#### What to work on:
Output all entries verbatim. Skip pictures.

— Start of Raw data —

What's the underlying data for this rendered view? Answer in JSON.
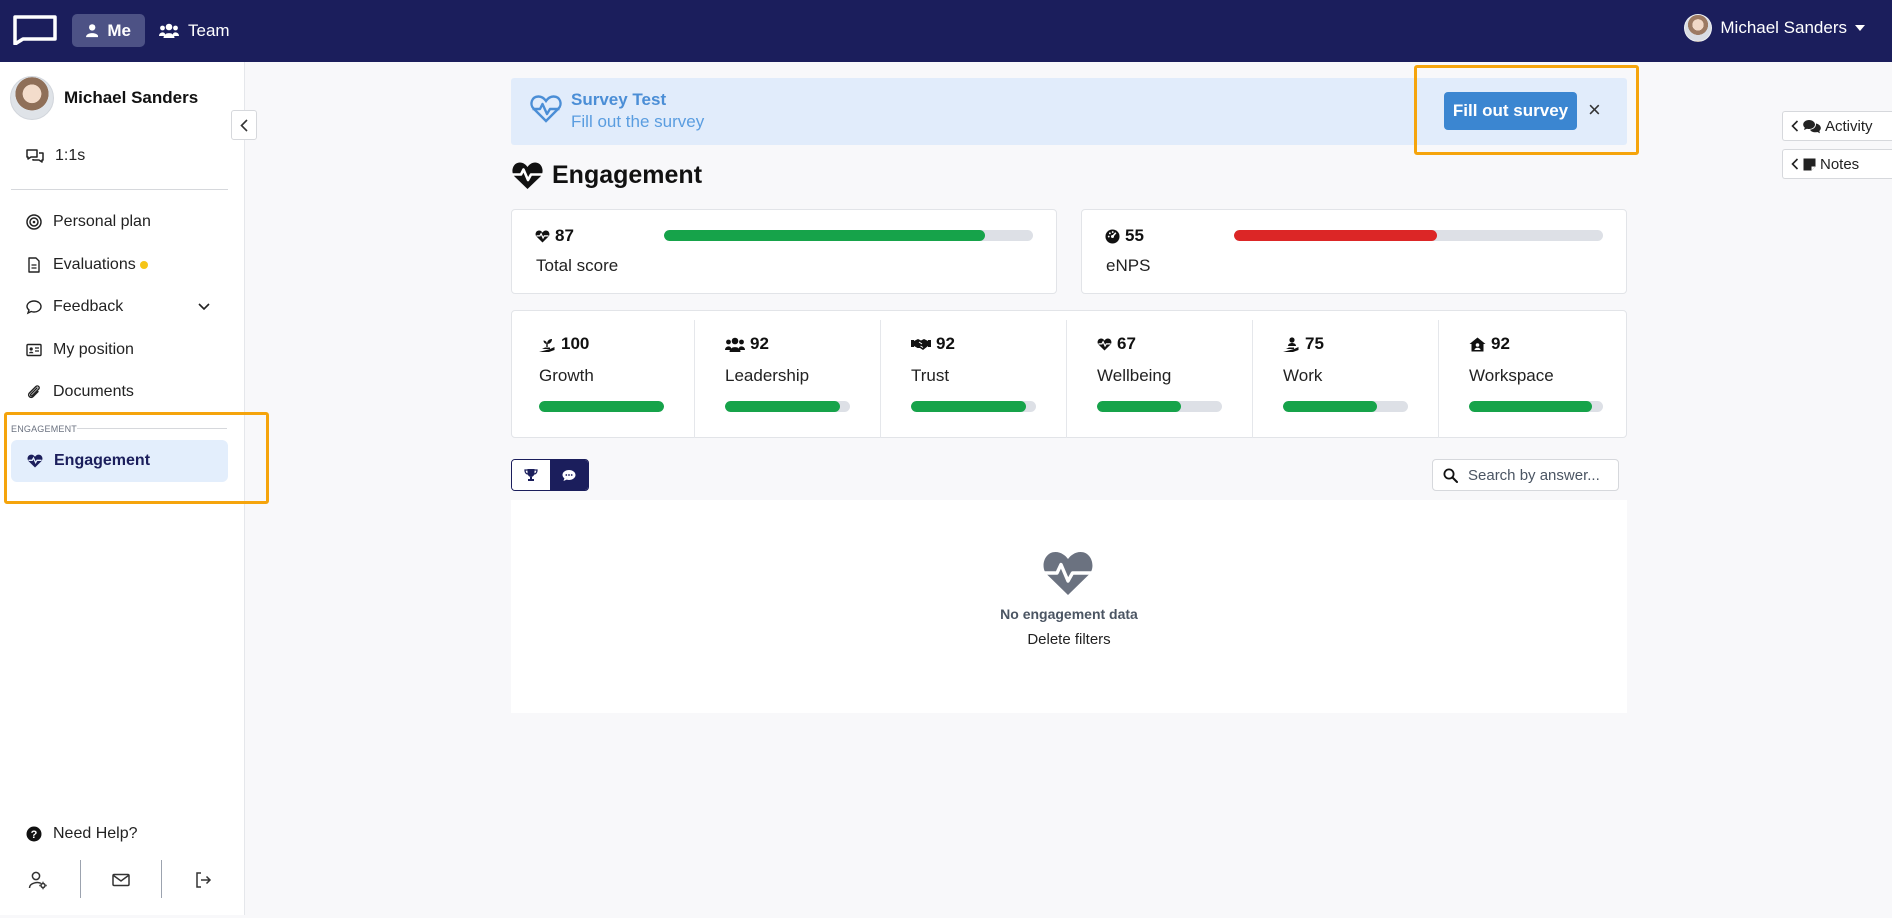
{
  "topbar": {
    "nav_me": "Me",
    "nav_team": "Team",
    "user_name": "Michael Sanders"
  },
  "sidebar": {
    "profile_name": "Michael Sanders",
    "one_on_ones": "1:1s",
    "items": [
      {
        "label": "Personal plan"
      },
      {
        "label": "Evaluations"
      },
      {
        "label": "Feedback"
      },
      {
        "label": "My position"
      },
      {
        "label": "Documents"
      }
    ],
    "section_label": "ENGAGEMENT",
    "active_item": "Engagement",
    "help": "Need Help?"
  },
  "banner": {
    "title": "Survey Test",
    "subtitle": "Fill out the survey",
    "button": "Fill out survey",
    "close": "×"
  },
  "page": {
    "title": "Engagement"
  },
  "scores": {
    "total": {
      "value": "87",
      "label": "Total score",
      "fill": 0.87,
      "color": "#16a34a"
    },
    "enps": {
      "value": "55",
      "label": "eNPS",
      "fill": 0.55,
      "color": "#dc2626"
    }
  },
  "categories": [
    {
      "value": "100",
      "label": "Growth",
      "fill": 1.0
    },
    {
      "value": "92",
      "label": "Leadership",
      "fill": 0.92
    },
    {
      "value": "92",
      "label": "Trust",
      "fill": 0.92
    },
    {
      "value": "67",
      "label": "Wellbeing",
      "fill": 0.67
    },
    {
      "value": "75",
      "label": "Work",
      "fill": 0.75
    },
    {
      "value": "92",
      "label": "Workspace",
      "fill": 0.92
    }
  ],
  "search": {
    "placeholder": "Search by answer..."
  },
  "empty": {
    "title": "No engagement data",
    "link": "Delete filters"
  },
  "side_tabs": {
    "activity": "Activity",
    "notes": "Notes"
  },
  "colors": {
    "navy": "#1b1e5c",
    "green": "#16a34a",
    "red": "#dc2626",
    "accent_blue": "#3b86d1",
    "highlight": "#f5a40c"
  }
}
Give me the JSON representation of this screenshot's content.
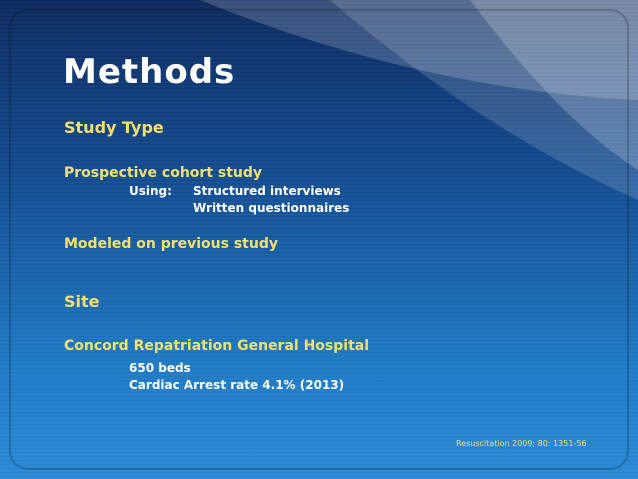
{
  "title": "Methods",
  "sections": [
    {
      "heading": "Study Type",
      "items": [
        {
          "text": "Prospective cohort study",
          "sub_label": "Using:",
          "sub_items": [
            "Structured interviews",
            "Written questionnaires"
          ]
        },
        {
          "text": "Modeled on previous study"
        }
      ]
    },
    {
      "heading": "Site",
      "items": [
        {
          "text": "Concord Repatriation General Hospital",
          "sub_items": [
            "650 beds",
            "Cardiac Arrest rate 4.1% (2013)"
          ]
        }
      ]
    }
  ],
  "reference": "Resuscitation 2009; 80: 1351-56"
}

— End of Raw data —

#### Solution for this task:
What's the underlying data for this rendered view? Answer in JSON.
{
  "topbar": {
    "nav_me": "Me",
    "nav_team": "Team",
    "user_name": "Michael Sanders"
  },
  "sidebar": {
    "profile_name": "Michael Sanders",
    "one_on_ones": "1:1s",
    "items": [
      {
        "label": "Personal plan"
      },
      {
        "label": "Evaluations"
      },
      {
        "label": "Feedback"
      },
      {
        "label": "My position"
      },
      {
        "label": "Documents"
      }
    ],
    "section_label": "ENGAGEMENT",
    "active_item": "Engagement",
    "help": "Need Help?"
  },
  "banner": {
    "title": "Survey Test",
    "subtitle": "Fill out the survey",
    "button": "Fill out survey",
    "close": "×"
  },
  "page": {
    "title": "Engagement"
  },
  "scores": {
    "total": {
      "value": "87",
      "label": "Total score",
      "fill": 0.87,
      "color": "#16a34a"
    },
    "enps": {
      "value": "55",
      "label": "eNPS",
      "fill": 0.55,
      "color": "#dc2626"
    }
  },
  "categories": [
    {
      "value": "100",
      "label": "Growth",
      "fill": 1.0
    },
    {
      "value": "92",
      "label": "Leadership",
      "fill": 0.92
    },
    {
      "value": "92",
      "label": "Trust",
      "fill": 0.92
    },
    {
      "value": "67",
      "label": "Wellbeing",
      "fill": 0.67
    },
    {
      "value": "75",
      "label": "Work",
      "fill": 0.75
    },
    {
      "value": "92",
      "label": "Workspace",
      "fill": 0.92
    }
  ],
  "search": {
    "placeholder": "Search by answer..."
  },
  "empty": {
    "title": "No engagement data",
    "link": "Delete filters"
  },
  "side_tabs": {
    "activity": "Activity",
    "notes": "Notes"
  },
  "colors": {
    "navy": "#1b1e5c",
    "green": "#16a34a",
    "red": "#dc2626",
    "accent_blue": "#3b86d1",
    "highlight": "#f5a40c"
  }
}
Give me the JSON representation of this screenshot's content.
{
  "title": "Methods",
  "sections": [
    {
      "heading": "Study Type",
      "items": [
        {
          "text": "Prospective cohort study",
          "sub_label": "Using:",
          "sub_items": [
            "Structured interviews",
            "Written questionnaires"
          ]
        },
        {
          "text": "Modeled on previous study"
        }
      ]
    },
    {
      "heading": "Site",
      "items": [
        {
          "text": "Concord Repatriation General Hospital",
          "sub_items": [
            "650 beds",
            "Cardiac Arrest rate 4.1% (2013)"
          ]
        }
      ]
    }
  ],
  "reference": "Resuscitation 2009; 80: 1351-56"
}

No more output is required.